_SELECTED EXCERPT_:
━━━━━━━━━━━━━━━━━━━━
Fortenberry v. Dixie Brewing Co.

368 So. 2d 1240 | La. Ct. App. | 1979

STOULIG, Judge.

Plaintiff, A. L. Melancon, Inc., has appealed a declaratory judgment decreeing that defendant, Dixie Brewing Company, Inc. (Dixie), had legal cause to terminate the exclusive right of plaintiff to distribute beer in parts of Orleans and St. Tammany Parishes.

Appellant first complains that the trial court erred procedurally in rendering judgment beyond the scope of the declaratory relief sought, and, alternatively, plaintiff next urges the factual evidence does not support the judgment.

The scope of the declaratory judgment suit is outlined by C.C.P. arts. 1871 et seq. Under C.C.P. art. 1872, “a person interested under a * * * contract * * * may have determined any question of construction or validity arising under the * * * contract * * The suit may be filed either before or after the breach (C.C.P. art. 1873). The trial court, in addition to making the status determination sought, may grant supplemental relief where necessary and proper under C.C.P. art. 1878. Issues of fact in these cases are to be tried and determined in the same manner as in other civil actions. (C.C.P. art. 1879)

Thus, if the pleadings stipulate the supplementary relief sought, the issue is properly before the court. Plaintiff’s petition not only puts the validity of the contract at issue but it also raises the question of what constitutes a breach. The prayer for judgment asks the court to decree “ * * * that termination of the distributorship would be a violation of the terms of the agreement dated August 11,1959 * *.”
━━━━━━━━━━━━━━━━━━━━
_INFORMATION SUPPLIED_:
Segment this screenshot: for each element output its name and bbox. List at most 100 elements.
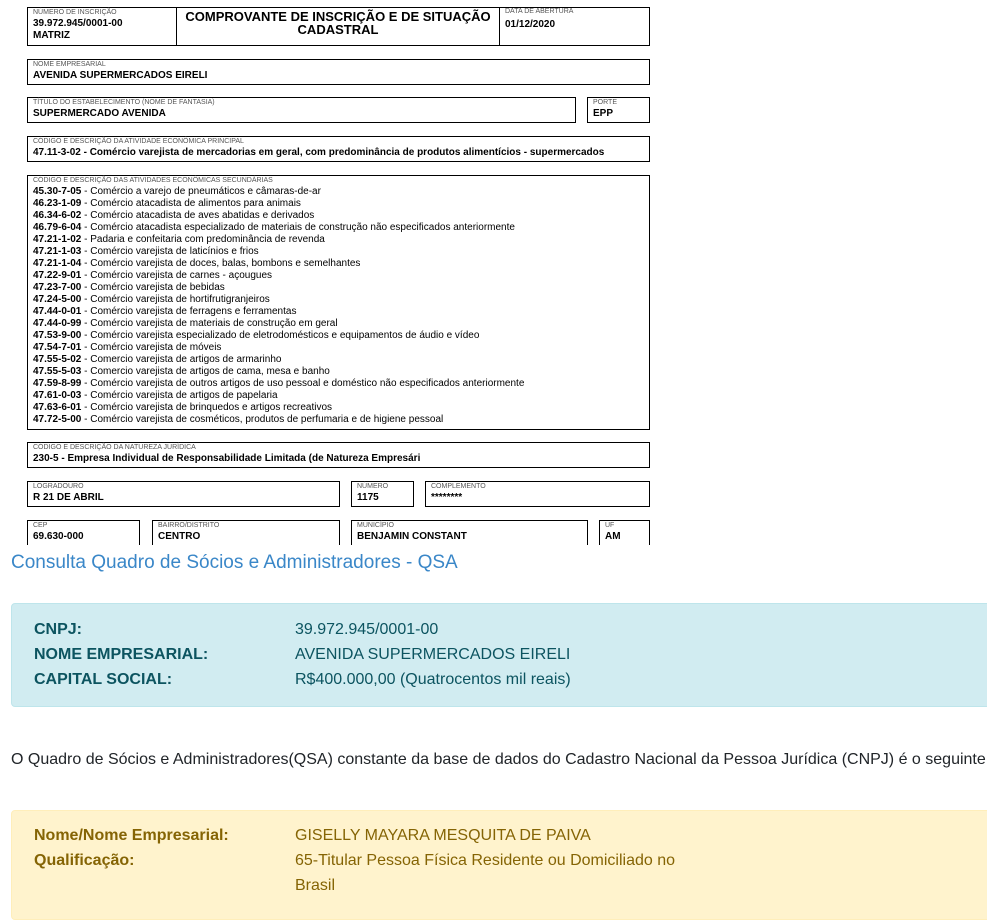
━━━━━━━━━━━━━━━━━━━━
_WORK TO DO_:
(1) According to the court opinion, under which article may the trial court grant supplemental relief?
(2) Copy the court opinion's passage starting at "Plaintiff, A. L." and ending at "support the judgment.", replacing "Appellant" with "Melancon".

_PER-TASK OUTPUTS_:
(1) C.C.P. art. 1878

(2)
Plaintiff, A. L. Melancon, Inc., has appealed a declaratory judgment decreeing that defendant, Dixie Brewing Company, Inc. (Dixie), had legal cause to terminate the exclusive right of plaintiff to distribute beer in parts of Orleans and St. Tammany Parishes.

Melancon first complains that the trial court erred procedurally in rendering judgment beyond the scope of the declaratory relief sought, and, alternatively, plaintiff next urges the factual evidence does not support the judgment.